Images are excluded; otherwise, output every record exactly.
***
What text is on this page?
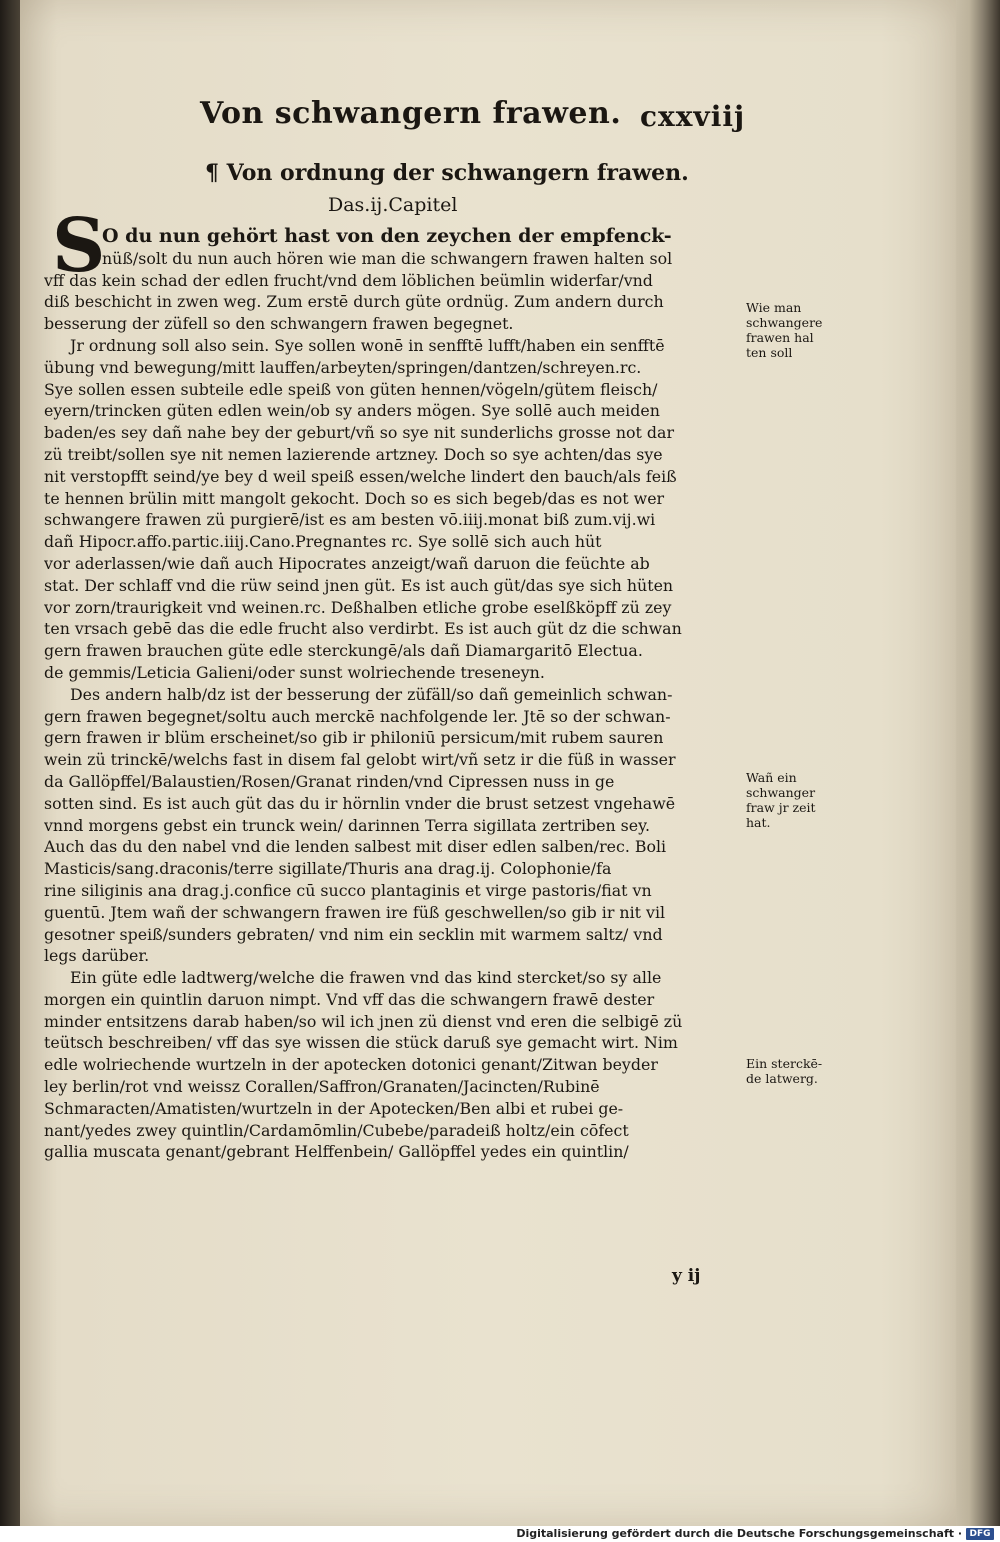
Von schwangern frawen. cxxviij
¶ Von ordnung der schwangern frawen.
Das.ij.Capitel
S
O du nun gehört hast von den zeychen der empfenck-
nüß/solt du nun auch hören wie man die schwangern frawen halten sol
vff das kein schad der edlen frucht/vnd dem löblichen beümlin widerfar/vnd
diß beschicht in zwen weg. Zum erstē durch güte ordnüg. Zum andern durch
besserung der züfell so den schwangern frawen begegnet.
Jr ordnung soll also sein. Sye sollen wonē in senfftē lufft/haben ein senfftē
übung vnd bewegung/mitt lauffen/arbeyten/springen/dantzen/schreyen.rc.
Sye sollen essen subteile edle speiß von güten hennen/vögeln/gütem fleisch/
eyern/trincken güten edlen wein/ob sy anders mögen. Sye sollē auch meiden
baden/es sey dañ nahe bey der geburt/vñ so sye nit sunderlichs grosse not dar
zü treibt/sollen sye nit nemen lazierende artzney. Doch so sye achten/das sye
nit verstopfft seind/ye bey d weil speiß essen/welche lindert den bauch/als feiß
te hennen brülin mitt mangolt gekocht. Doch so es sich begeb/das es not wer
schwangere frawen zü purgierē/ist es am besten vō.iiij.monat biß zum.vij.wi
dañ Hipocr.affo.partic.iiij.Cano.Pregnantes rc. Sye sollē sich auch hüt
vor aderlassen/wie dañ auch Hipocrates anzeigt/wañ daruon die feüchte ab
stat. Der schlaff vnd die rüw seind jnen güt. Es ist auch güt/das sye sich hüten
vor zorn/traurigkeit vnd weinen.rc. Deßhalben etliche grobe eselßköpff zü zey
ten vrsach gebē das die edle frucht also verdirbt. Es ist auch güt dz die schwan
gern frawen brauchen güte edle sterckungē/als dañ Diamargaritō Electua.
de gemmis/Leticia Galieni/oder sunst wolriechende tresenеyn.
Des andern halb/dz ist der besserung der züfäll/so dañ gemeinlich schwan-
gern frawen begegnet/soltu auch merckē nachfolgende ler. Jtē so der schwan-
gern frawen ir blüm erscheinet/so gib ir philoniū persicum/mit rubem sauren
wein zü trinckē/welchs fast in disem fal gelobt wirt/vñ setz ir die füß in wasser
da Gallöpffel/Balaustien/Rosen/Granat rinden/vnd Cipressen nuss in ge
sotten sind. Es ist auch güt das du ir hörnlin vnder die brust setzest vngehawē
vnnd morgens gebst ein trunck wein/ darinnen Terra sigillata zertriben sey.
Auch das du den nabel vnd die lenden salbest mit diser edlen salben/rec. Boli
Masticis/sang.draconis/terre sigillate/Thuris ana drag.ij. Colophonie/fa
rine siliginis ana drag.j.confice cū succo plantaginis et virge pastoris/fiat vn
guentū. Jtem wañ der schwangern frawen ire füß geschwellen/so gib ir nit vil
gesotner speiß/sunders gebraten/ vnd nim ein secklin mit warmem saltz/ vnd
legs darüber.
Ein güte edle ladtwerg/welche die frawen vnd das kind stercket/so sy alle
morgen ein quintlin daruon nimpt. Vnd vff das die schwangern frawē dester
minder entsitzens darab haben/so wil ich jnen zü dienst vnd eren die selbigē zü
teütsch beschreiben/ vff das sye wissen die stück daruß sye gemacht wirt. Nim
edle wolriechende wurtzeln in der apotecken dotonici genant/Zitwan beyder
ley berlin/rot vnd weissz Corallen/Saffron/Granaten/Jacincten/Rubinē
Schmaracten/Amatisten/wurtzeln in der Apotecken/Ben albi et rubei ge-
nant/yedes zwey quintlin/Cardamōmlin/Cubebe/paradeiß holtz/ein cōfect
gallia muscata genant/gebrant Helffenbein/ Gallöpffel yedes ein quintlin/
Wie man
schwangere
frawen hal
ten soll
Wañ ein
schwanger
fraw jr zeit
hat.
Ein sterckē-
de latwerg.
y ij
Digitalisierung gefördert durch die Deutsche Forschungsgemeinschaft · DFG
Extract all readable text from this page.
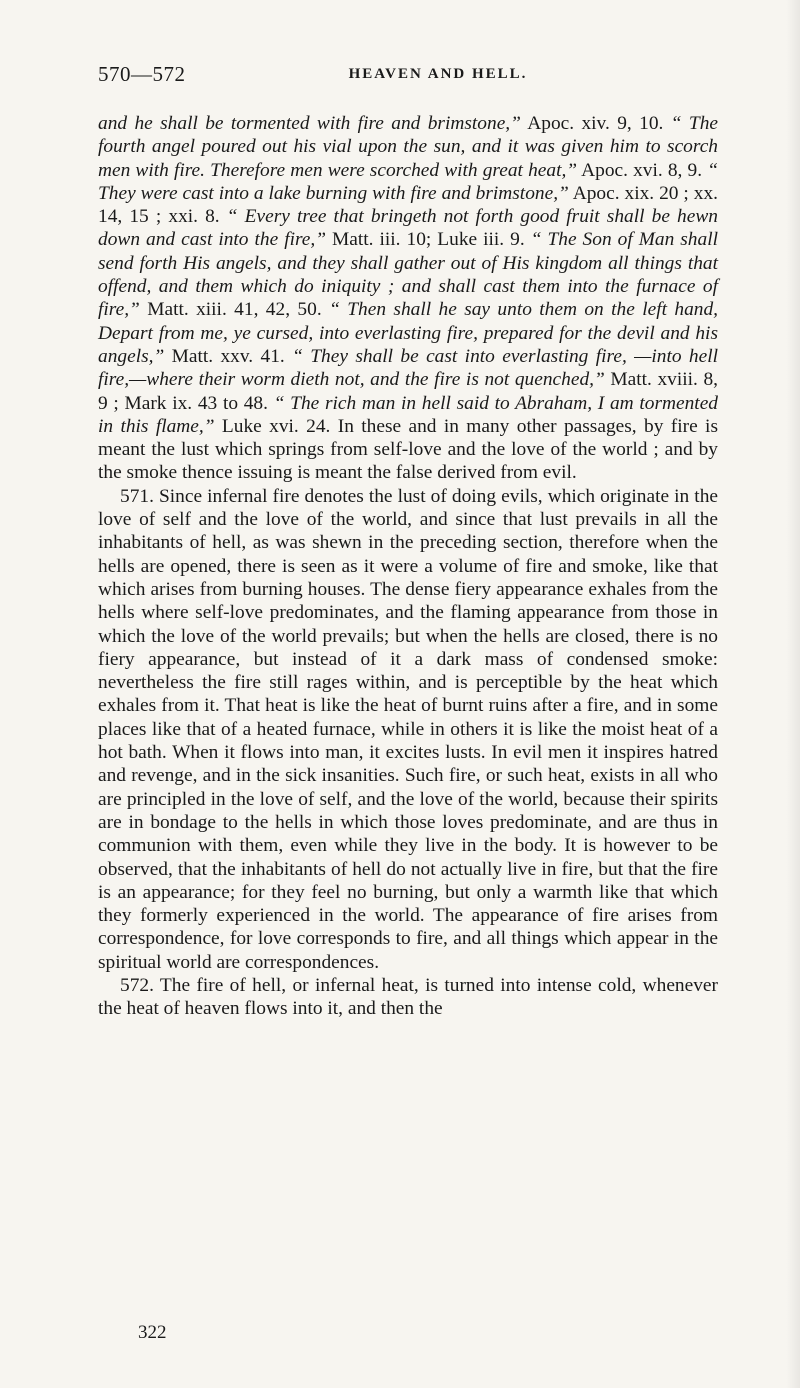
570—572	HEAVEN AND HELL.

and he shall be tormented with fire and brimstone,” Apoc. xiv. 9, 10. “ The fourth angel poured out his vial upon the sun, and it was given him to scorch men with fire. Therefore men were scorched with great heat,” Apoc. xvi. 8, 9. “ They were cast into a lake burning with fire and brimstone,” Apoc. xix. 20 ; xx. 14, 15 ; xxi. 8. “ Every tree that bringeth not forth good fruit shall be hewn down and cast into the fire,” Matt. iii. 10; Luke iii. 9. “ The Son of Man shall send forth His angels, and they shall gather out of His kingdom all things that offend, and them which do iniquity ; and shall cast them into the furnace of fire,” Matt. xiii. 41, 42, 50. “ Then shall he say unto them on the left hand, Depart from me, ye cursed, into everlasting fire, prepared for the devil and his angels,” Matt. xxv. 41. “ They shall be cast into everlasting fire, —into hell fire,—where their worm dieth not, and the fire is not quenched,” Matt. xviii. 8, 9 ; Mark ix. 43 to 48. “ The rich man in hell said to Abraham, I am tormented in this flame,” Luke xvi. 24. In these and in many other passages, by fire is meant the lust which springs from self-love and the love of the world ; and by the smoke thence issuing is meant the false derived from evil.

571. Since infernal fire denotes the lust of doing evils, which originate in the love of self and the love of the world, and since that lust prevails in all the inhabitants of hell, as was shewn in the preceding section, therefore when the hells are opened, there is seen as it were a volume of fire and smoke, like that which arises from burning houses. The dense fiery appearance exhales from the hells where self-love predominates, and the flaming appearance from those in which the love of the world prevails; but when the hells are closed, there is no fiery appearance, but instead of it a dark mass of condensed smoke: nevertheless the fire still rages within, and is perceptible by the heat which exhales from it. That heat is like the heat of burnt ruins after a fire, and in some places like that of a heated furnace, while in others it is like the moist heat of a hot bath. When it flows into man, it excites lusts. In evil men it inspires hatred and revenge, and in the sick insanities. Such fire, or such heat, exists in all who are principled in the love of self, and the love of the world, because their spirits are in bondage to the hells in which those loves predominate, and are thus in communion with them, even while they live in the body. It is however to be observed, that the inhabitants of hell do not actually live in fire, but that the fire is an appearance; for they feel no burning, but only a warmth like that which they formerly experienced in the world. The appearance of fire arises from correspondence, for love corresponds to fire, and all things which appear in the spiritual world are correspondences.

572. The fire of hell, or infernal heat, is turned into intense cold, whenever the heat of heaven flows into it, and then the

322
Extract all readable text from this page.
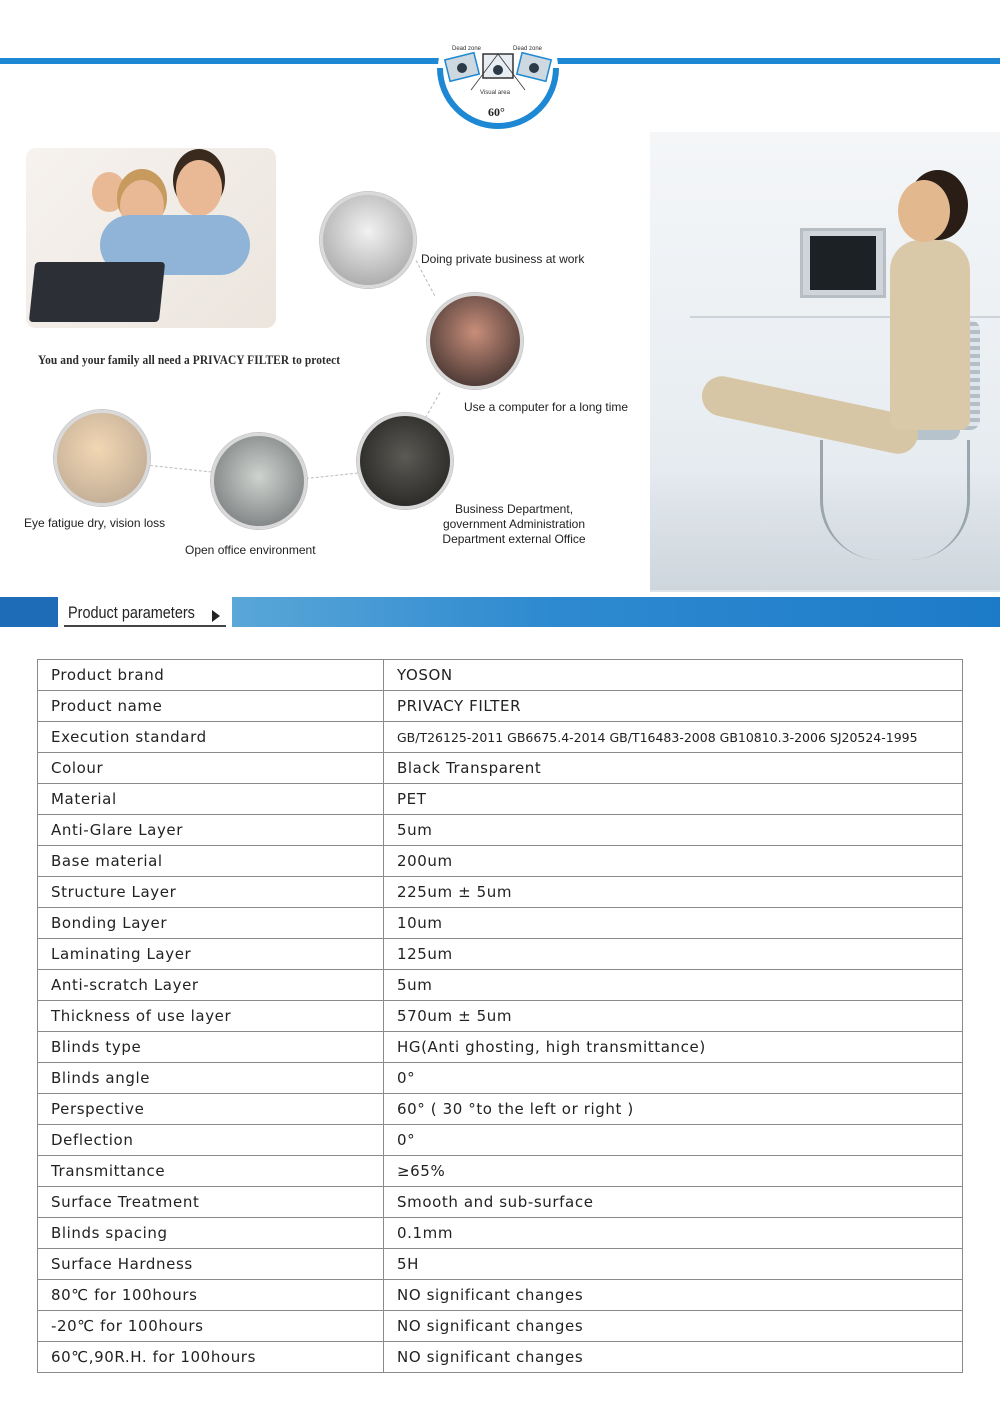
Dead zone	Dead zone
Visual area
60°
You and your family all need a PRIVACY FILTER to protect
Doing private business at work
Use a computer for a long time
Business Department,
government Administration
Department external Office
Open office environment
Eye fatigue dry, vision loss
Product parameters
Product brand	YOSON
Product name	PRIVACY FILTER
Execution standard	GB/T26125-2011 GB6675.4-2014 GB/T16483-2008 GB10810.3-2006 SJ20524-1995
Colour	Black Transparent
Material	PET
Anti-Glare Layer	5um
Base material	200um
Structure Layer	225um ± 5um
Bonding Layer	10um
Laminating Layer	125um
Anti-scratch Layer	5um
Thickness of use layer	570um ± 5um
Blinds type	HG(Anti ghosting, high transmittance)
Blinds angle	0°
Perspective	60° ( 30 °to the left or right )
Deflection	0°
Transmittance	≥65%
Surface Treatment	Smooth and sub-surface
Blinds spacing	0.1mm
Surface Hardness	5H
80℃ for 100hours	NO significant changes
-20℃ for 100hours	NO significant changes
60℃,90R.H. for 100hours	NO significant changes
***
Output for this exercise.
What text is on this page?
Von schwangern frawen. cxxviij
¶ Von ordnung der schwangern frawen.
Das.ij.Capitel
S
O du nun gehört hast von den zeychen der empfenck-
nüß/solt du nun auch hören wie man die schwangern frawen halten sol
vff das kein schad der edlen frucht/vnd dem löblichen beümlin widerfar/vnd
diß beschicht in zwen weg. Zum erstē durch güte ordnüg. Zum andern durch
besserung der züfell so den schwangern frawen begegnet.
Jr ordnung soll also sein. Sye sollen wonē in senfftē lufft/haben ein senfftē
übung vnd bewegung/mitt lauffen/arbeyten/springen/dantzen/schreyen.rc.
Sye sollen essen subteile edle speiß von güten hennen/vögeln/gütem fleisch/
eyern/trincken güten edlen wein/ob sy anders mögen. Sye sollē auch meiden
baden/es sey dañ nahe bey der geburt/vñ so sye nit sunderlichs grosse not dar
zü treibt/sollen sye nit nemen lazierende artzney. Doch so sye achten/das sye
nit verstopfft seind/ye bey d weil speiß essen/welche lindert den bauch/als feiß
te hennen brülin mitt mangolt gekocht. Doch so es sich begeb/das es not wer
schwangere frawen zü purgierē/ist es am besten vō.iiij.monat biß zum.vij.wi
dañ Hipocr.affo.partic.iiij.Cano.Pregnantes rc. Sye sollē sich auch hüt
vor aderlassen/wie dañ auch Hipocrates anzeigt/wañ daruon die feüchte ab
stat. Der schlaff vnd die rüw seind jnen güt. Es ist auch güt/das sye sich hüten
vor zorn/traurigkeit vnd weinen.rc. Deßhalben etliche grobe eselßköpff zü zey
ten vrsach gebē das die edle frucht also verdirbt. Es ist auch güt dz die schwan
gern frawen brauchen güte edle sterckungē/als dañ Diamargaritō Electua.
de gemmis/Leticia Galieni/oder sunst wolriechende tresenеyn.
Des andern halb/dz ist der besserung der züfäll/so dañ gemeinlich schwan-
gern frawen begegnet/soltu auch merckē nachfolgende ler. Jtē so der schwan-
gern frawen ir blüm erscheinet/so gib ir philoniū persicum/mit rubem sauren
wein zü trinckē/welchs fast in disem fal gelobt wirt/vñ setz ir die füß in wasser
da Gallöpffel/Balaustien/Rosen/Granat rinden/vnd Cipressen nuss in ge
sotten sind. Es ist auch güt das du ir hörnlin vnder die brust setzest vngehawē
vnnd morgens gebst ein trunck wein/ darinnen Terra sigillata zertriben sey.
Auch das du den nabel vnd die lenden salbest mit diser edlen salben/rec. Boli
Masticis/sang.draconis/terre sigillate/Thuris ana drag.ij. Colophonie/fa
rine siliginis ana drag.j.confice cū succo plantaginis et virge pastoris/fiat vn
guentū. Jtem wañ der schwangern frawen ire füß geschwellen/so gib ir nit vil
gesotner speiß/sunders gebraten/ vnd nim ein secklin mit warmem saltz/ vnd
legs darüber.
Ein güte edle ladtwerg/welche die frawen vnd das kind stercket/so sy alle
morgen ein quintlin daruon nimpt. Vnd vff das die schwangern frawē dester
minder entsitzens darab haben/so wil ich jnen zü dienst vnd eren die selbigē zü
teütsch beschreiben/ vff das sye wissen die stück daruß sye gemacht wirt. Nim
edle wolriechende wurtzeln in der apotecken dotonici genant/Zitwan beyder
ley berlin/rot vnd weissz Corallen/Saffron/Granaten/Jacincten/Rubinē
Schmaracten/Amatisten/wurtzeln in der Apotecken/Ben albi et rubei ge-
nant/yedes zwey quintlin/Cardamōmlin/Cubebe/paradeiß holtz/ein cōfect
gallia muscata genant/gebrant Helffenbein/ Gallöpffel yedes ein quintlin/
Wie man
schwangere
frawen hal
ten soll
Wañ ein
schwanger
fraw jr zeit
hat.
Ein sterckē-
de latwerg.
y ij
Digitalisierung gefördert durch die Deutsche Forschungsgemeinschaft · DFG
Extract all readable text from this page.
570—572	HEAVEN AND HELL.

and he shall be tormented with fire and brimstone,” Apoc. xiv. 9, 10. “ The fourth angel poured out his vial upon the sun, and it was given him to scorch men with fire. Therefore men were scorched with great heat,” Apoc. xvi. 8, 9. “ They were cast into a lake burning with fire and brimstone,” Apoc. xix. 20 ; xx. 14, 15 ; xxi. 8. “ Every tree that bringeth not forth good fruit shall be hewn down and cast into the fire,” Matt. iii. 10; Luke iii. 9. “ The Son of Man shall send forth His angels, and they shall gather out of His kingdom all things that offend, and them which do iniquity ; and shall cast them into the furnace of fire,” Matt. xiii. 41, 42, 50. “ Then shall he say unto them on the left hand, Depart from me, ye cursed, into everlasting fire, prepared for the devil and his angels,” Matt. xxv. 41. “ They shall be cast into everlasting fire, —into hell fire,—where their worm dieth not, and the fire is not quenched,” Matt. xviii. 8, 9 ; Mark ix. 43 to 48. “ The rich man in hell said to Abraham, I am tormented in this flame,” Luke xvi. 24. In these and in many other passages, by fire is meant the lust which springs from self-love and the love of the world ; and by the smoke thence issuing is meant the false derived from evil.

571. Since infernal fire denotes the lust of doing evils, which originate in the love of self and the love of the world, and since that lust prevails in all the inhabitants of hell, as was shewn in the preceding section, therefore when the hells are opened, there is seen as it were a volume of fire and smoke, like that which arises from burning houses. The dense fiery appearance exhales from the hells where self-love predominates, and the flaming appearance from those in which the love of the world prevails; but when the hells are closed, there is no fiery appearance, but instead of it a dark mass of condensed smoke: nevertheless the fire still rages within, and is perceptible by the heat which exhales from it. That heat is like the heat of burnt ruins after a fire, and in some places like that of a heated furnace, while in others it is like the moist heat of a hot bath. When it flows into man, it excites lusts. In evil men it inspires hatred and revenge, and in the sick insanities. Such fire, or such heat, exists in all who are principled in the love of self, and the love of the world, because their spirits are in bondage to the hells in which those loves predominate, and are thus in communion with them, even while they live in the body. It is however to be observed, that the inhabitants of hell do not actually live in fire, but that the fire is an appearance; for they feel no burning, but only a warmth like that which they formerly experienced in the world. The appearance of fire arises from correspondence, for love corresponds to fire, and all things which appear in the spiritual world are correspondences.

572. The fire of hell, or infernal heat, is turned into intense cold, whenever the heat of heaven flows into it, and then the

322
Extract all readable text from this page.
Dead zone	Dead zone
Visual area
60°
You and your family all need a PRIVACY FILTER to protect
Doing private business at work
Use a computer for a long time
Business Department,
government Administration
Department external Office
Open office environment
Eye fatigue dry, vision loss
Product parameters
Product brand	YOSON
Product name	PRIVACY FILTER
Execution standard	GB/T26125-2011 GB6675.4-2014 GB/T16483-2008 GB10810.3-2006 SJ20524-1995
Colour	Black Transparent
Material	PET
Anti-Glare Layer	5um
Base material	200um
Structure Layer	225um ± 5um
Bonding Layer	10um
Laminating Layer	125um
Anti-scratch Layer	5um
Thickness of use layer	570um ± 5um
Blinds type	HG(Anti ghosting, high transmittance)
Blinds angle	0°
Perspective	60° ( 30 °to the left or right )
Deflection	0°
Transmittance	≥65%
Surface Treatment	Smooth and sub-surface
Blinds spacing	0.1mm
Surface Hardness	5H
80℃ for 100hours	NO significant changes
-20℃ for 100hours	NO significant changes
60℃,90R.H. for 100hours	NO significant changes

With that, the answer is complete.